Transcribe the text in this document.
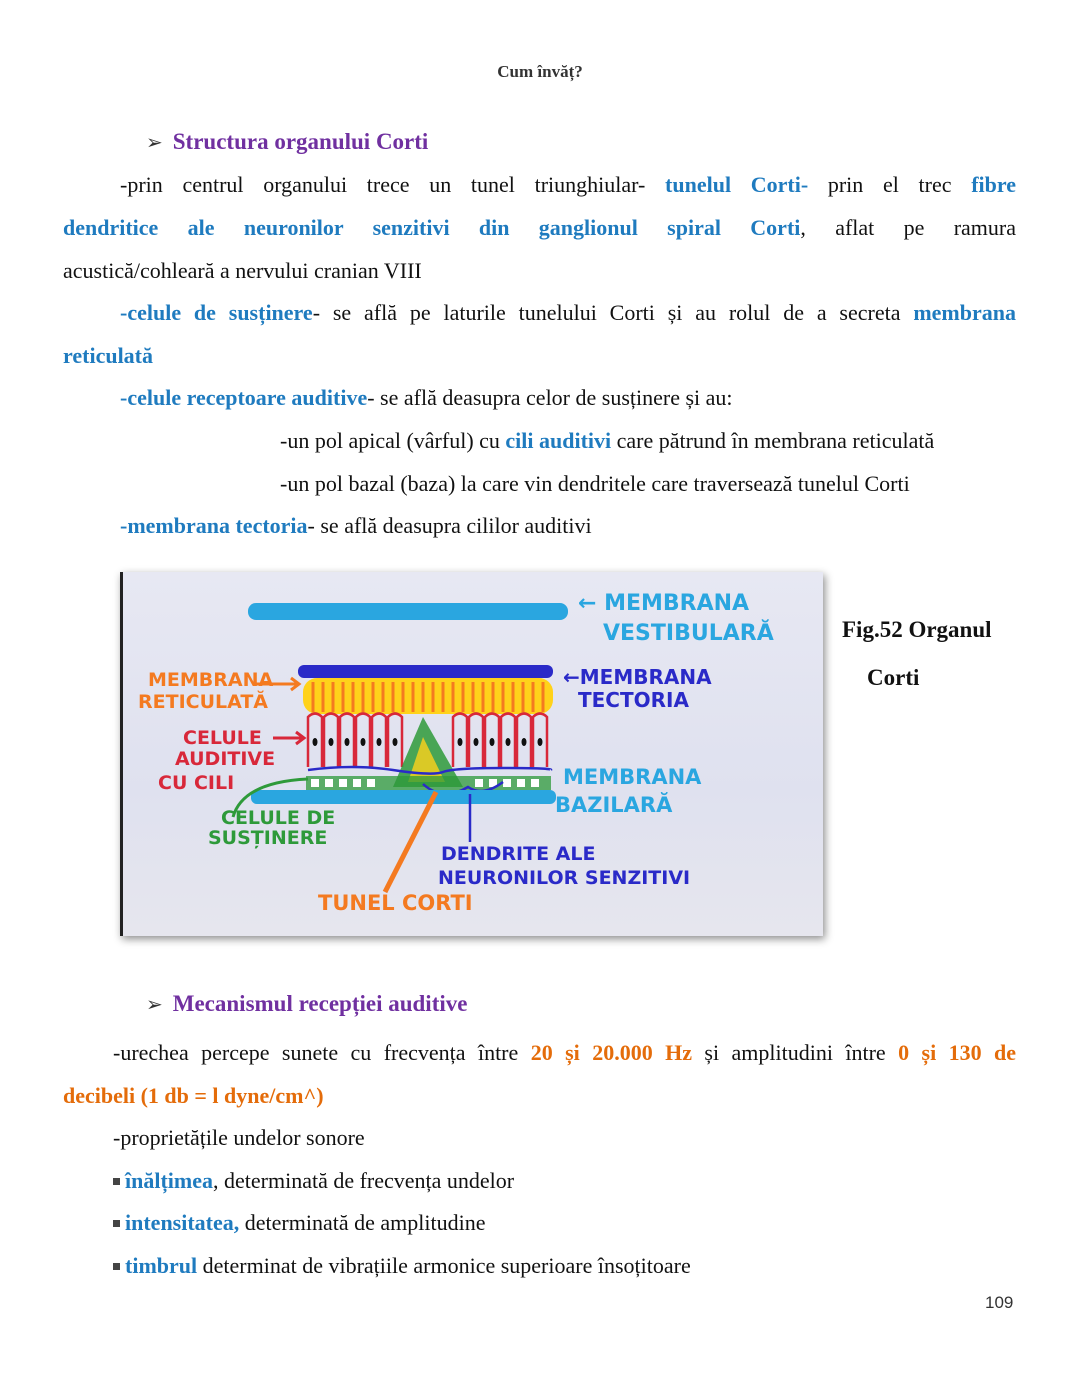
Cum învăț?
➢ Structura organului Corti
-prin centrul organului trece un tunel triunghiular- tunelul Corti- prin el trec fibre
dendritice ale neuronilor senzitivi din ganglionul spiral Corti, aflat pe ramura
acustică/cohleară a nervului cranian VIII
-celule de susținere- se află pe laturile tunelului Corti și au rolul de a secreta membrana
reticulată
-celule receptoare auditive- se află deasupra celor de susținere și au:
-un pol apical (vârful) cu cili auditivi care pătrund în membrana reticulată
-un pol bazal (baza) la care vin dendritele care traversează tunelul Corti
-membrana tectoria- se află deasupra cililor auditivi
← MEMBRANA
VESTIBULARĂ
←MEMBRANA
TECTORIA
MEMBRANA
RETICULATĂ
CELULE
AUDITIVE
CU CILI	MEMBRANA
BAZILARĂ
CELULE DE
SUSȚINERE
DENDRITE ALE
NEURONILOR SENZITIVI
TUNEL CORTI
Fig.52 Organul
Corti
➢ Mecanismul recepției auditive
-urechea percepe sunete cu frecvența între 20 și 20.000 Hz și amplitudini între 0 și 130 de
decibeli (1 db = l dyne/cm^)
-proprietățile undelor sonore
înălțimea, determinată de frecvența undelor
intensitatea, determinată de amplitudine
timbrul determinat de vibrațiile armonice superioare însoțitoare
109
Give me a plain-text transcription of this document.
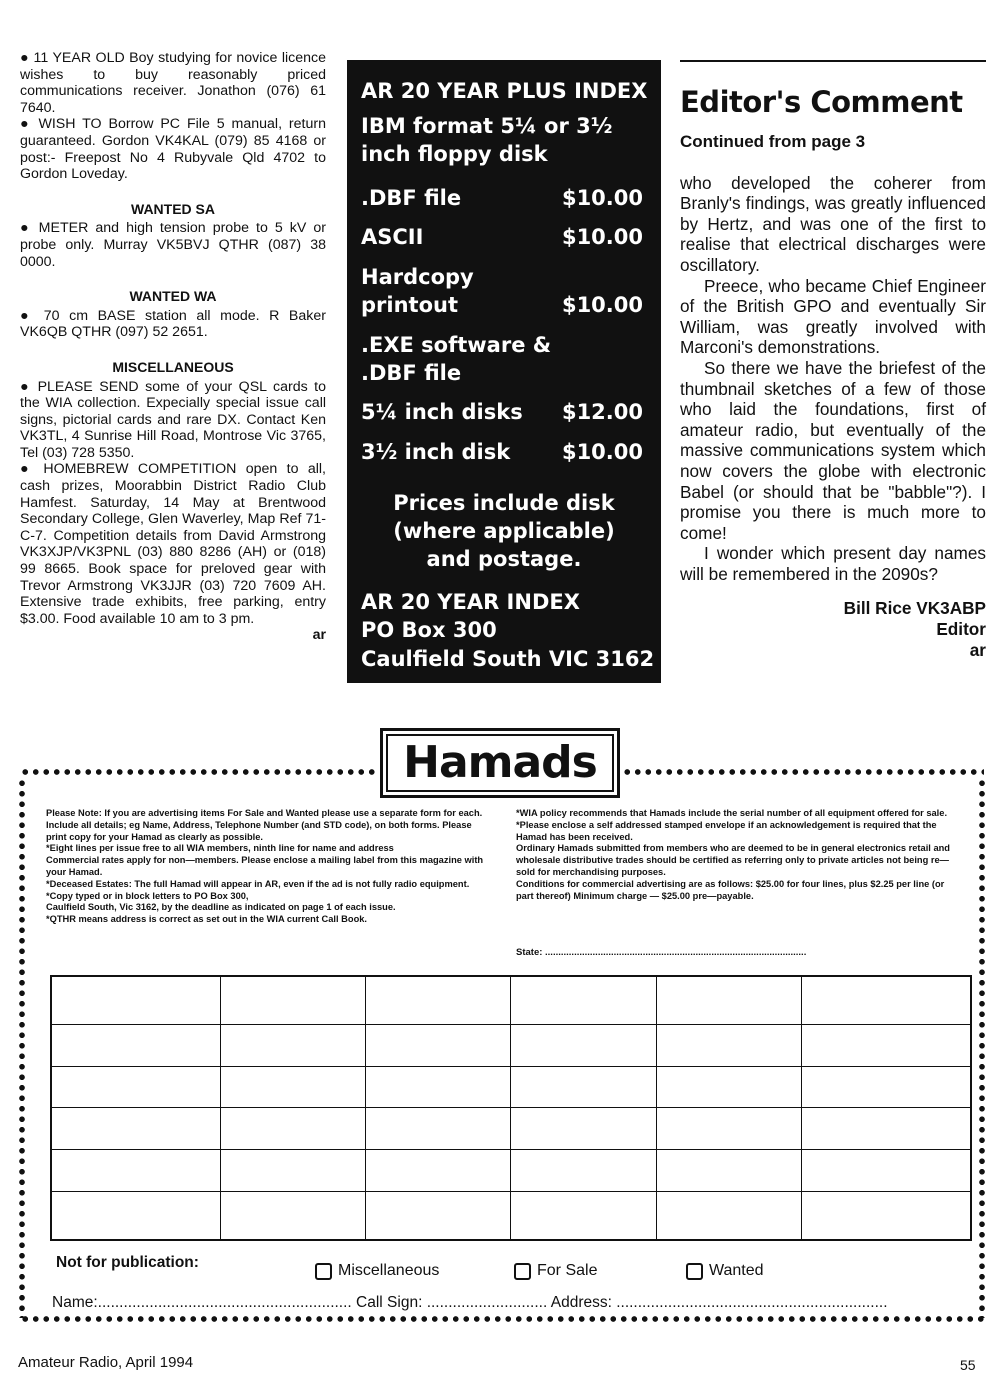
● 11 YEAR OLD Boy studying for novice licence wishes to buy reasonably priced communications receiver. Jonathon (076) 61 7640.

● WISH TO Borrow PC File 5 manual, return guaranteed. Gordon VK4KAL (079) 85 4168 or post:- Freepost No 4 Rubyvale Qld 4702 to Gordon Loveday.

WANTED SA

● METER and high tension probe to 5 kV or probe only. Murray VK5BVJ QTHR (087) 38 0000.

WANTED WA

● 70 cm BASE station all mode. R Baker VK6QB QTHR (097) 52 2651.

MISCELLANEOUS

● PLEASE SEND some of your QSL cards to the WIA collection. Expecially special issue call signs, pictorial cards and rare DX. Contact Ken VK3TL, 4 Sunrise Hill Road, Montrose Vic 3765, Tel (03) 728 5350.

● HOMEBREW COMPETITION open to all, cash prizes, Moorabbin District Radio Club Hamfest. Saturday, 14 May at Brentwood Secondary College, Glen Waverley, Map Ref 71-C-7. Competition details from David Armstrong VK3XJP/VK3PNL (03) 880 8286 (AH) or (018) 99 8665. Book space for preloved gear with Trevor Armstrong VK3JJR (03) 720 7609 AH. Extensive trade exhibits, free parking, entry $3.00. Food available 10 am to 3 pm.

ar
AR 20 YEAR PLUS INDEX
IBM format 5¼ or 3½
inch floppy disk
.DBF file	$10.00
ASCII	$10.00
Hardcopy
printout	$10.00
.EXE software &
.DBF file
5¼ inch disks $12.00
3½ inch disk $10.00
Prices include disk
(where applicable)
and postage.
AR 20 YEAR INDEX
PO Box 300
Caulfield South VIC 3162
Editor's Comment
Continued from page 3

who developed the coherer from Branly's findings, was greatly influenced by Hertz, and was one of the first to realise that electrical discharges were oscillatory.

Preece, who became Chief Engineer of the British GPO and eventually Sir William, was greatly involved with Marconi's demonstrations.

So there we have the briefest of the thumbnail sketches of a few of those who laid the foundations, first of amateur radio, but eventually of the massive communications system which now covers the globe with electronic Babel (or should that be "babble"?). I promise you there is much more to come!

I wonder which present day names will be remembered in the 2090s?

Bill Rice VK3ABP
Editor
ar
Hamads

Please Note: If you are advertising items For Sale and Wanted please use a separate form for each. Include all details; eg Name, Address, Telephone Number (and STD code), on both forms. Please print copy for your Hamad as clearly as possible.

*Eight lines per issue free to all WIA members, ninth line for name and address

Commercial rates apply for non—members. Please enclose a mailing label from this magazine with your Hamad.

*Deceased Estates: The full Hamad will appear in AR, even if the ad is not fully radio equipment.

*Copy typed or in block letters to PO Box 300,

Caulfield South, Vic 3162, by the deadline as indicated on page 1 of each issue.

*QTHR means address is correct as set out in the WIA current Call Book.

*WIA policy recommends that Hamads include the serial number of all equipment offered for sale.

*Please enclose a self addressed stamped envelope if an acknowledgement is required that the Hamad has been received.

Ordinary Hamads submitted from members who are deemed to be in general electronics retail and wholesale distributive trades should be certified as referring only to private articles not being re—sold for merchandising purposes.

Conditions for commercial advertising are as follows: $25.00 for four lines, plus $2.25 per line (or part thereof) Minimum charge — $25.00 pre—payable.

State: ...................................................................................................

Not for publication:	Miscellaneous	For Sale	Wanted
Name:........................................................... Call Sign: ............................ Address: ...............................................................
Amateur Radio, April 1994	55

--------

* **Work to complete**
Quote each line of the listing exactly, but leave the pictures out.

* **Correct output**
Transcribe the text in this document.
Cum învăț?
➢ Structura organului Corti
-prin centrul organului trece un tunel triunghiular- tunelul Corti- prin el trec fibre
dendritice ale neuronilor senzitivi din ganglionul spiral Corti, aflat pe ramura
acustică/cohleară a nervului cranian VIII
-celule de susținere- se află pe laturile tunelului Corti și au rolul de a secreta membrana
reticulată
-celule receptoare auditive- se află deasupra celor de susținere și au:
-un pol apical (vârful) cu cili auditivi care pătrund în membrana reticulată
-un pol bazal (baza) la care vin dendritele care traversează tunelul Corti
-membrana tectoria- se află deasupra cililor auditivi
← MEMBRANA
VESTIBULARĂ
←MEMBRANA
TECTORIA
MEMBRANA
RETICULATĂ
CELULE
AUDITIVE
CU CILI	MEMBRANA
BAZILARĂ
CELULE DE
SUSȚINERE
DENDRITE ALE
NEURONILOR SENZITIVI
TUNEL CORTI
Fig.52 Organul
Corti
➢ Mecanismul recepției auditive
-urechea percepe sunete cu frecvența între 20 și 20.000 Hz și amplitudini între 0 și 130 de
decibeli (1 db = l dyne/cm^)
-proprietățile undelor sonore
înălțimea, determinată de frecvența undelor
intensitatea, determinată de amplitudine
timbrul determinat de vibrațiile armonice superioare însoțitoare
109
Give me a plain-text transcription of this document.
● 11 YEAR OLD Boy studying for novice licence wishes to buy reasonably priced communications receiver. Jonathon (076) 61 7640.

● WISH TO Borrow PC File 5 manual, return guaranteed. Gordon VK4KAL (079) 85 4168 or post:- Freepost No 4 Rubyvale Qld 4702 to Gordon Loveday.

WANTED SA

● METER and high tension probe to 5 kV or probe only. Murray VK5BVJ QTHR (087) 38 0000.

WANTED WA

● 70 cm BASE station all mode. R Baker VK6QB QTHR (097) 52 2651.

MISCELLANEOUS

● PLEASE SEND some of your QSL cards to the WIA collection. Expecially special issue call signs, pictorial cards and rare DX. Contact Ken VK3TL, 4 Sunrise Hill Road, Montrose Vic 3765, Tel (03) 728 5350.

● HOMEBREW COMPETITION open to all, cash prizes, Moorabbin District Radio Club Hamfest. Saturday, 14 May at Brentwood Secondary College, Glen Waverley, Map Ref 71-C-7. Competition details from David Armstrong VK3XJP/VK3PNL (03) 880 8286 (AH) or (018) 99 8665. Book space for preloved gear with Trevor Armstrong VK3JJR (03) 720 7609 AH. Extensive trade exhibits, free parking, entry $3.00. Food available 10 am to 3 pm.

ar
AR 20 YEAR PLUS INDEX
IBM format 5¼ or 3½
inch floppy disk
.DBF file	$10.00
ASCII	$10.00
Hardcopy
printout	$10.00
.EXE software &
.DBF file
5¼ inch disks $12.00
3½ inch disk $10.00
Prices include disk
(where applicable)
and postage.
AR 20 YEAR INDEX
PO Box 300
Caulfield South VIC 3162
Editor's Comment
Continued from page 3

who developed the coherer from Branly's findings, was greatly influenced by Hertz, and was one of the first to realise that electrical discharges were oscillatory.

Preece, who became Chief Engineer of the British GPO and eventually Sir William, was greatly involved with Marconi's demonstrations.

So there we have the briefest of the thumbnail sketches of a few of those who laid the foundations, first of amateur radio, but eventually of the massive communications system which now covers the globe with electronic Babel (or should that be "babble"?). I promise you there is much more to come!

I wonder which present day names will be remembered in the 2090s?

Bill Rice VK3ABP
Editor
ar
Hamads

Please Note: If you are advertising items For Sale and Wanted please use a separate form for each. Include all details; eg Name, Address, Telephone Number (and STD code), on both forms. Please print copy for your Hamad as clearly as possible.

*Eight lines per issue free to all WIA members, ninth line for name and address

Commercial rates apply for non—members. Please enclose a mailing label from this magazine with your Hamad.

*Deceased Estates: The full Hamad will appear in AR, even if the ad is not fully radio equipment.

*Copy typed or in block letters to PO Box 300,

Caulfield South, Vic 3162, by the deadline as indicated on page 1 of each issue.

*QTHR means address is correct as set out in the WIA current Call Book.

*WIA policy recommends that Hamads include the serial number of all equipment offered for sale.

*Please enclose a self addressed stamped envelope if an acknowledgement is required that the Hamad has been received.

Ordinary Hamads submitted from members who are deemed to be in general electronics retail and wholesale distributive trades should be certified as referring only to private articles not being re—sold for merchandising purposes.

Conditions for commercial advertising are as follows: $25.00 for four lines, plus $2.25 per line (or part thereof) Minimum charge — $25.00 pre—payable.

State: ...................................................................................................

Not for publication:	Miscellaneous	For Sale	Wanted
Name:........................................................... Call Sign: ............................ Address: ...............................................................
Amateur Radio, April 1994	55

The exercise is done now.